* [Given request]:
Set down each record exactly as written.

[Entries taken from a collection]
— START —

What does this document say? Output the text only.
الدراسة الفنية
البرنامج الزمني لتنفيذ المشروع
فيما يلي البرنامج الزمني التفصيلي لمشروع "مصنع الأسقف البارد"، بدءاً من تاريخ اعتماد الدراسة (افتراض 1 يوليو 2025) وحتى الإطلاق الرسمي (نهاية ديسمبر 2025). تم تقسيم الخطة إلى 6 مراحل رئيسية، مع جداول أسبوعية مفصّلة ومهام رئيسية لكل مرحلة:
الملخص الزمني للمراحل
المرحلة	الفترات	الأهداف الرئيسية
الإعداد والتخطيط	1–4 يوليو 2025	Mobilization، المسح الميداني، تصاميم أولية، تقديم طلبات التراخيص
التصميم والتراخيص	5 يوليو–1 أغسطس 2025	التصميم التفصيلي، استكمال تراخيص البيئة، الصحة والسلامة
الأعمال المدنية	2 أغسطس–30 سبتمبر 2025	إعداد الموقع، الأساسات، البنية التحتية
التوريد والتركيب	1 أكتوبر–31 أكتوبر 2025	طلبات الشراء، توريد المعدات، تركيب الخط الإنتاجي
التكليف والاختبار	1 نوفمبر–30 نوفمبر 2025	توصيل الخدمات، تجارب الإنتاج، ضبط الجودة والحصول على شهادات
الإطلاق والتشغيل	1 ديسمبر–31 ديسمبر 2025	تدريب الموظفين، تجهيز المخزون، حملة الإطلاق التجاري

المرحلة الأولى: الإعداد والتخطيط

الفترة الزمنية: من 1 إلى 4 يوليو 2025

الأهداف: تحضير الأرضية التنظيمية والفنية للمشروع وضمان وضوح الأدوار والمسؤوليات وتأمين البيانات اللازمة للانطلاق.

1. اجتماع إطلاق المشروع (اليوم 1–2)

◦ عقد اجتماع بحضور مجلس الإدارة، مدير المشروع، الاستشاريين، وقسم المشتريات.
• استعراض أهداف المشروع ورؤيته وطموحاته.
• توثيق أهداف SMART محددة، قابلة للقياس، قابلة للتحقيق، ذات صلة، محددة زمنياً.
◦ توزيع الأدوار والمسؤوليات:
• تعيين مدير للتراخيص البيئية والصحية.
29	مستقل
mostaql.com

— END —

* [Finished exercise]:
What does this document say? Output the text only.
الدراسة الفنية
البرنامج الزمني لتنفيذ المشروع
فيما يلي البرنامج الزمني التفصيلي لمشروع "مصنع الأسقف البارد"، بدءاً من تاريخ اعتماد الدراسة (افتراض 1 يوليو 2025) وحتى الإطلاق الرسمي (نهاية ديسمبر 2025). تم تقسيم الخطة إلى 6 مراحل رئيسية، مع جداول أسبوعية مفصّلة ومهام رئيسية لكل مرحلة:
الملخص الزمني للمراحل
المرحلة	الفترات	الأهداف الرئيسية
الإعداد والتخطيط	1–4 يوليو 2025	Mobilization، المسح الميداني، تصاميم أولية، تقديم طلبات التراخيص
التصميم والتراخيص	5 يوليو–1 أغسطس 2025	التصميم التفصيلي، استكمال تراخيص البيئة، الصحة والسلامة
الأعمال المدنية	2 أغسطس–30 سبتمبر 2025	إعداد الموقع، الأساسات، البنية التحتية
التوريد والتركيب	1 أكتوبر–31 أكتوبر 2025	طلبات الشراء، توريد المعدات، تركيب الخط الإنتاجي
التكليف والاختبار	1 نوفمبر–30 نوفمبر 2025	توصيل الخدمات، تجارب الإنتاج، ضبط الجودة والحصول على شهادات
الإطلاق والتشغيل	1 ديسمبر–31 ديسمبر 2025	تدريب الموظفين، تجهيز المخزون، حملة الإطلاق التجاري

المرحلة الأولى: الإعداد والتخطيط

الفترة الزمنية: من 1 إلى 4 يوليو 2025

الأهداف: تحضير الأرضية التنظيمية والفنية للمشروع وضمان وضوح الأدوار والمسؤوليات وتأمين البيانات اللازمة للانطلاق.

1. اجتماع إطلاق المشروع (اليوم 1–2)

◦ عقد اجتماع بحضور مجلس الإدارة، مدير المشروع، الاستشاريين، وقسم المشتريات.
• استعراض أهداف المشروع ورؤيته وطموحاته.
• توثيق أهداف SMART محددة، قابلة للقياس، قابلة للتحقيق، ذات صلة، محددة زمنياً.
◦ توزيع الأدوار والمسؤوليات:
• تعيين مدير للتراخيص البيئية والصحية.
29	مستقل
mostaql.com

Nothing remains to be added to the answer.